What is being asked:
Quote each line of the material verbatim, without the pictures.

Data excerpts:
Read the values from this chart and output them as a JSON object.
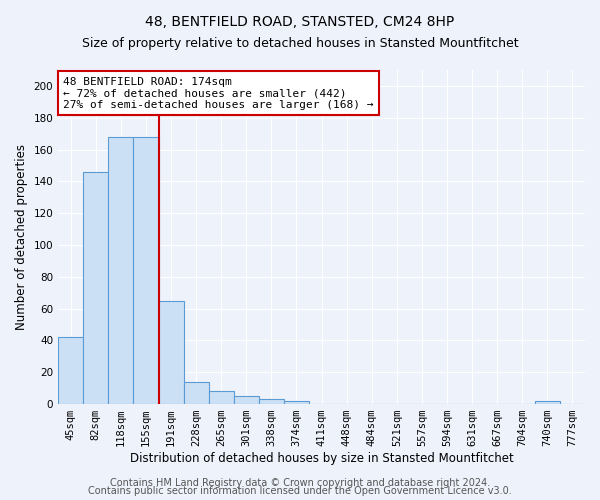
{
  "title": "48, BENTFIELD ROAD, STANSTED, CM24 8HP",
  "subtitle": "Size of property relative to detached houses in Stansted Mountfitchet",
  "xlabel": "Distribution of detached houses by size in Stansted Mountfitchet",
  "ylabel": "Number of detached properties",
  "footer1": "Contains HM Land Registry data © Crown copyright and database right 2024.",
  "footer2": "Contains public sector information licensed under the Open Government Licence v3.0.",
  "bin_labels": [
    "45sqm",
    "82sqm",
    "118sqm",
    "155sqm",
    "191sqm",
    "228sqm",
    "265sqm",
    "301sqm",
    "338sqm",
    "374sqm",
    "411sqm",
    "448sqm",
    "484sqm",
    "521sqm",
    "557sqm",
    "594sqm",
    "631sqm",
    "667sqm",
    "704sqm",
    "740sqm",
    "777sqm"
  ],
  "bar_values": [
    42,
    146,
    168,
    168,
    65,
    14,
    8,
    5,
    3,
    2,
    0,
    0,
    0,
    0,
    0,
    0,
    0,
    0,
    0,
    2,
    0
  ],
  "bar_color": "#cce0f5",
  "bar_edge_color": "#5b9bd5",
  "red_line_color": "#cc0000",
  "annotation_line1": "48 BENTFIELD ROAD: 174sqm",
  "annotation_line2": "← 72% of detached houses are smaller (442)",
  "annotation_line3": "27% of semi-detached houses are larger (168) →",
  "annotation_box_color": "#ffffff",
  "annotation_box_edge": "#cc0000",
  "ylim": [
    0,
    210
  ],
  "yticks": [
    0,
    20,
    40,
    60,
    80,
    100,
    120,
    140,
    160,
    180,
    200
  ],
  "background_color": "#eef2fb",
  "plot_bg_color": "#eef2fb",
  "grid_color": "#ffffff",
  "title_fontsize": 10,
  "subtitle_fontsize": 9,
  "axis_label_fontsize": 8.5,
  "tick_fontsize": 7.5,
  "annotation_fontsize": 8,
  "footer_fontsize": 7
}
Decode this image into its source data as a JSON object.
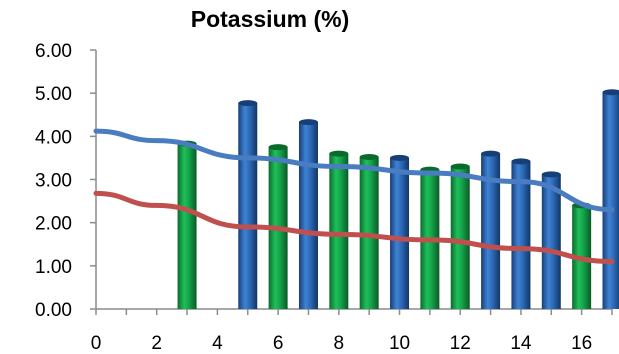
{
  "chart_data": {
    "type": "bar",
    "title": "Potassium (%)",
    "xlabel": "",
    "ylabel": "",
    "xlim": [
      0,
      17
    ],
    "ylim": [
      0,
      6
    ],
    "x_tick_labels": [
      "0",
      "2",
      "4",
      "6",
      "8",
      "10",
      "12",
      "14",
      "16"
    ],
    "y_tick_labels": [
      "0.00",
      "1.00",
      "2.00",
      "3.00",
      "4.00",
      "5.00",
      "6.00"
    ],
    "grid": false,
    "legend": "none",
    "bars": [
      {
        "x": 3,
        "value": 3.83,
        "color": "green"
      },
      {
        "x": 5,
        "value": 4.77,
        "color": "blue"
      },
      {
        "x": 6,
        "value": 3.75,
        "color": "green"
      },
      {
        "x": 7,
        "value": 4.33,
        "color": "blue"
      },
      {
        "x": 8,
        "value": 3.6,
        "color": "green"
      },
      {
        "x": 9,
        "value": 3.52,
        "color": "green"
      },
      {
        "x": 10,
        "value": 3.5,
        "color": "blue"
      },
      {
        "x": 11,
        "value": 3.23,
        "color": "green"
      },
      {
        "x": 12,
        "value": 3.3,
        "color": "green"
      },
      {
        "x": 13,
        "value": 3.6,
        "color": "blue"
      },
      {
        "x": 14,
        "value": 3.42,
        "color": "blue"
      },
      {
        "x": 15,
        "value": 3.12,
        "color": "blue"
      },
      {
        "x": 16,
        "value": 2.4,
        "color": "green"
      },
      {
        "x": 17,
        "value": 5.02,
        "color": "blue"
      }
    ],
    "series": [
      {
        "type": "line",
        "color": "blue",
        "x": [
          0,
          2,
          5,
          8,
          11,
          14,
          17
        ],
        "y": [
          4.12,
          3.9,
          3.5,
          3.3,
          3.15,
          2.95,
          2.3
        ]
      },
      {
        "type": "line",
        "color": "red",
        "x": [
          0,
          2,
          5,
          8,
          11,
          14,
          17
        ],
        "y": [
          2.68,
          2.4,
          1.9,
          1.73,
          1.6,
          1.4,
          1.1
        ]
      }
    ]
  },
  "colors": {
    "green_bar": "#12a84a",
    "green_bar_dark": "#0a6a2c",
    "blue_bar": "#2f6fbf",
    "blue_bar_dark": "#163f78",
    "blue_line": "#4a7cc2",
    "red_line": "#c0504d",
    "axis": "#8c8c8c"
  }
}
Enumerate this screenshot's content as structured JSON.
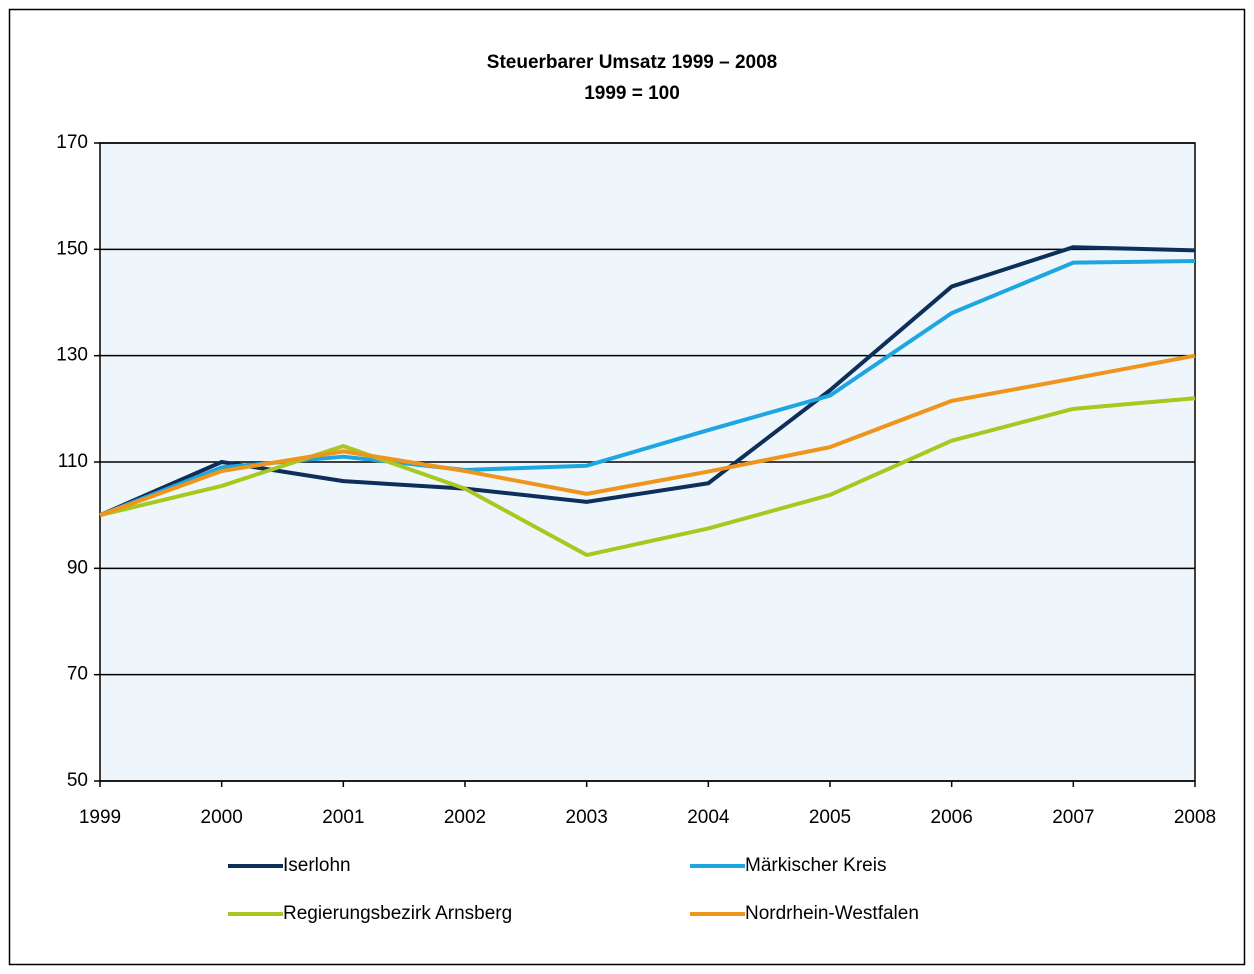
{
  "chart_data": {
    "type": "line",
    "title": "Steuerbarer Umsatz 1999 – 2008",
    "subtitle": "1999 = 100",
    "categories": [
      "1999",
      "2000",
      "2001",
      "2002",
      "2003",
      "2004",
      "2005",
      "2006",
      "2007",
      "2008"
    ],
    "series": [
      {
        "name": "Iserlohn",
        "color": "#0d2f5a",
        "values": [
          100,
          110,
          106.4,
          105,
          102.5,
          106,
          123.5,
          143,
          150.4,
          149.8
        ]
      },
      {
        "name": "Märkischer Kreis",
        "color": "#1ea6e0",
        "values": [
          100,
          109,
          111,
          108.5,
          109.3,
          116,
          122.5,
          138,
          147.5,
          147.8
        ]
      },
      {
        "name": "Regierungsbezirk Arnsberg",
        "color": "#a8c81f",
        "values": [
          100,
          105.5,
          113,
          105,
          92.5,
          97.5,
          103.8,
          114,
          120,
          122
        ]
      },
      {
        "name": "Nordrhein-Westfalen",
        "color": "#f0951c",
        "values": [
          100,
          108.3,
          112,
          108.3,
          104,
          108.2,
          112.8,
          121.5,
          125.7,
          130
        ]
      }
    ],
    "ylim": [
      50,
      170
    ],
    "yticks": [
      50,
      70,
      90,
      110,
      130,
      150,
      170
    ],
    "grid": true
  }
}
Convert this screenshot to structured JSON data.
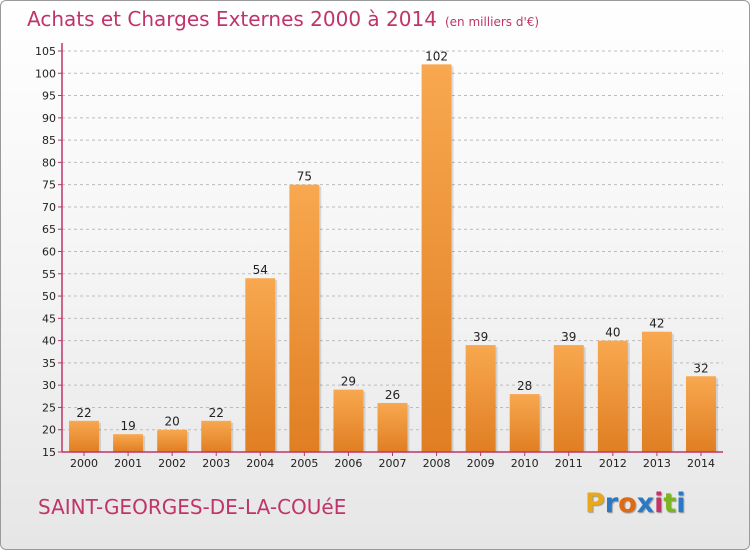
{
  "title": "Achats et Charges Externes 2000 à 2014",
  "subtitle": "(en milliers d'€)",
  "commune": "SAINT-GEORGES-DE-LA-COUéE",
  "logo": {
    "letters": [
      "P",
      "r",
      "o",
      "x",
      "i",
      "t",
      "i"
    ],
    "colors": [
      "#e8a81c",
      "#2b78c4",
      "#e06a12",
      "#2b78c4",
      "#c0346a",
      "#7ab51d",
      "#2b78c4"
    ]
  },
  "colors": {
    "title": "#c0346a",
    "bar_light": "#f8a850",
    "bar_dark": "#e07e22",
    "axis": "#c0346a",
    "grid": "#bcbcbc"
  },
  "chart_data": {
    "type": "bar",
    "categories": [
      "2000",
      "2001",
      "2002",
      "2003",
      "2004",
      "2005",
      "2006",
      "2007",
      "2008",
      "2009",
      "2010",
      "2011",
      "2012",
      "2013",
      "2014"
    ],
    "values": [
      22,
      19,
      20,
      22,
      54,
      75,
      29,
      26,
      102,
      39,
      28,
      39,
      40,
      42,
      32
    ],
    "title": "Achats et Charges Externes 2000 à 2014",
    "subtitle": "(en milliers d'€)",
    "ylim": [
      15,
      105
    ],
    "yticks": [
      15,
      20,
      25,
      30,
      35,
      40,
      45,
      50,
      55,
      60,
      65,
      70,
      75,
      80,
      85,
      90,
      95,
      100,
      105
    ],
    "grid": true,
    "legend": "none"
  }
}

Task output:
Read the values from this chart and output them as a JSON object.
{
  "title": "48, BENTFIELD ROAD, STANSTED, CM24 8HP",
  "subtitle": "Size of property relative to detached houses in Stansted Mountfitchet",
  "xlabel": "Distribution of detached houses by size in Stansted Mountfitchet",
  "ylabel": "Number of detached properties",
  "footer1": "Contains HM Land Registry data © Crown copyright and database right 2024.",
  "footer2": "Contains public sector information licensed under the Open Government Licence v3.0.",
  "bin_labels": [
    "45sqm",
    "82sqm",
    "118sqm",
    "155sqm",
    "191sqm",
    "228sqm",
    "265sqm",
    "301sqm",
    "338sqm",
    "374sqm",
    "411sqm",
    "448sqm",
    "484sqm",
    "521sqm",
    "557sqm",
    "594sqm",
    "631sqm",
    "667sqm",
    "704sqm",
    "740sqm",
    "777sqm"
  ],
  "bar_values": [
    42,
    146,
    168,
    168,
    65,
    14,
    8,
    5,
    3,
    2,
    0,
    0,
    0,
    0,
    0,
    0,
    0,
    0,
    0,
    2,
    0
  ],
  "bar_color": "#cce0f5",
  "bar_edge_color": "#5b9bd5",
  "red_line_color": "#cc0000",
  "annotation_line1": "48 BENTFIELD ROAD: 174sqm",
  "annotation_line2": "← 72% of detached houses are smaller (442)",
  "annotation_line3": "27% of semi-detached houses are larger (168) →",
  "annotation_box_color": "#ffffff",
  "annotation_box_edge": "#cc0000",
  "ylim": [
    0,
    210
  ],
  "yticks": [
    0,
    20,
    40,
    60,
    80,
    100,
    120,
    140,
    160,
    180,
    200
  ],
  "background_color": "#eef2fb",
  "plot_bg_color": "#eef2fb",
  "grid_color": "#ffffff",
  "title_fontsize": 10,
  "subtitle_fontsize": 9,
  "axis_label_fontsize": 8.5,
  "tick_fontsize": 7.5,
  "annotation_fontsize": 8,
  "footer_fontsize": 7
}
Decode this image into its source data as a JSON object.
{
  "chart_data": {
    "type": "bar",
    "title": "Potassium (%)",
    "xlabel": "",
    "ylabel": "",
    "xlim": [
      0,
      17
    ],
    "ylim": [
      0,
      6
    ],
    "x_tick_labels": [
      "0",
      "2",
      "4",
      "6",
      "8",
      "10",
      "12",
      "14",
      "16"
    ],
    "y_tick_labels": [
      "0.00",
      "1.00",
      "2.00",
      "3.00",
      "4.00",
      "5.00",
      "6.00"
    ],
    "grid": false,
    "legend": "none",
    "bars": [
      {
        "x": 3,
        "value": 3.83,
        "color": "green"
      },
      {
        "x": 5,
        "value": 4.77,
        "color": "blue"
      },
      {
        "x": 6,
        "value": 3.75,
        "color": "green"
      },
      {
        "x": 7,
        "value": 4.33,
        "color": "blue"
      },
      {
        "x": 8,
        "value": 3.6,
        "color": "green"
      },
      {
        "x": 9,
        "value": 3.52,
        "color": "green"
      },
      {
        "x": 10,
        "value": 3.5,
        "color": "blue"
      },
      {
        "x": 11,
        "value": 3.23,
        "color": "green"
      },
      {
        "x": 12,
        "value": 3.3,
        "color": "green"
      },
      {
        "x": 13,
        "value": 3.6,
        "color": "blue"
      },
      {
        "x": 14,
        "value": 3.42,
        "color": "blue"
      },
      {
        "x": 15,
        "value": 3.12,
        "color": "blue"
      },
      {
        "x": 16,
        "value": 2.4,
        "color": "green"
      },
      {
        "x": 17,
        "value": 5.02,
        "color": "blue"
      }
    ],
    "series": [
      {
        "type": "line",
        "color": "blue",
        "x": [
          0,
          2,
          5,
          8,
          11,
          14,
          17
        ],
        "y": [
          4.12,
          3.9,
          3.5,
          3.3,
          3.15,
          2.95,
          2.3
        ]
      },
      {
        "type": "line",
        "color": "red",
        "x": [
          0,
          2,
          5,
          8,
          11,
          14,
          17
        ],
        "y": [
          2.68,
          2.4,
          1.9,
          1.73,
          1.6,
          1.4,
          1.1
        ]
      }
    ]
  },
  "colors": {
    "green_bar": "#12a84a",
    "green_bar_dark": "#0a6a2c",
    "blue_bar": "#2f6fbf",
    "blue_bar_dark": "#163f78",
    "blue_line": "#4a7cc2",
    "red_line": "#c0504d",
    "axis": "#8c8c8c"
  }
}
Enumerate this screenshot's content as structured JSON.
{
  "chart_data": {
    "type": "line",
    "title": "Steuerbarer Umsatz 1999 – 2008",
    "subtitle": "1999 = 100",
    "categories": [
      "1999",
      "2000",
      "2001",
      "2002",
      "2003",
      "2004",
      "2005",
      "2006",
      "2007",
      "2008"
    ],
    "series": [
      {
        "name": "Iserlohn",
        "color": "#0d2f5a",
        "values": [
          100,
          110,
          106.4,
          105,
          102.5,
          106,
          123.5,
          143,
          150.4,
          149.8
        ]
      },
      {
        "name": "Märkischer Kreis",
        "color": "#1ea6e0",
        "values": [
          100,
          109,
          111,
          108.5,
          109.3,
          116,
          122.5,
          138,
          147.5,
          147.8
        ]
      },
      {
        "name": "Regierungsbezirk Arnsberg",
        "color": "#a8c81f",
        "values": [
          100,
          105.5,
          113,
          105,
          92.5,
          97.5,
          103.8,
          114,
          120,
          122
        ]
      },
      {
        "name": "Nordrhein-Westfalen",
        "color": "#f0951c",
        "values": [
          100,
          108.3,
          112,
          108.3,
          104,
          108.2,
          112.8,
          121.5,
          125.7,
          130
        ]
      }
    ],
    "ylim": [
      50,
      170
    ],
    "yticks": [
      50,
      70,
      90,
      110,
      130,
      150,
      170
    ],
    "grid": true
  }
}
Convert this screenshot to structured JSON data.
{
  "title": "Achats et Charges Externes 2000 à 2014",
  "subtitle": "(en milliers d'€)",
  "commune": "SAINT-GEORGES-DE-LA-COUéE",
  "logo": {
    "letters": [
      "P",
      "r",
      "o",
      "x",
      "i",
      "t",
      "i"
    ],
    "colors": [
      "#e8a81c",
      "#2b78c4",
      "#e06a12",
      "#2b78c4",
      "#c0346a",
      "#7ab51d",
      "#2b78c4"
    ]
  },
  "colors": {
    "title": "#c0346a",
    "bar_light": "#f8a850",
    "bar_dark": "#e07e22",
    "axis": "#c0346a",
    "grid": "#bcbcbc"
  },
  "chart_data": {
    "type": "bar",
    "categories": [
      "2000",
      "2001",
      "2002",
      "2003",
      "2004",
      "2005",
      "2006",
      "2007",
      "2008",
      "2009",
      "2010",
      "2011",
      "2012",
      "2013",
      "2014"
    ],
    "values": [
      22,
      19,
      20,
      22,
      54,
      75,
      29,
      26,
      102,
      39,
      28,
      39,
      40,
      42,
      32
    ],
    "title": "Achats et Charges Externes 2000 à 2014",
    "subtitle": "(en milliers d'€)",
    "ylim": [
      15,
      105
    ],
    "yticks": [
      15,
      20,
      25,
      30,
      35,
      40,
      45,
      50,
      55,
      60,
      65,
      70,
      75,
      80,
      85,
      90,
      95,
      100,
      105
    ],
    "grid": true,
    "legend": "none"
  }
}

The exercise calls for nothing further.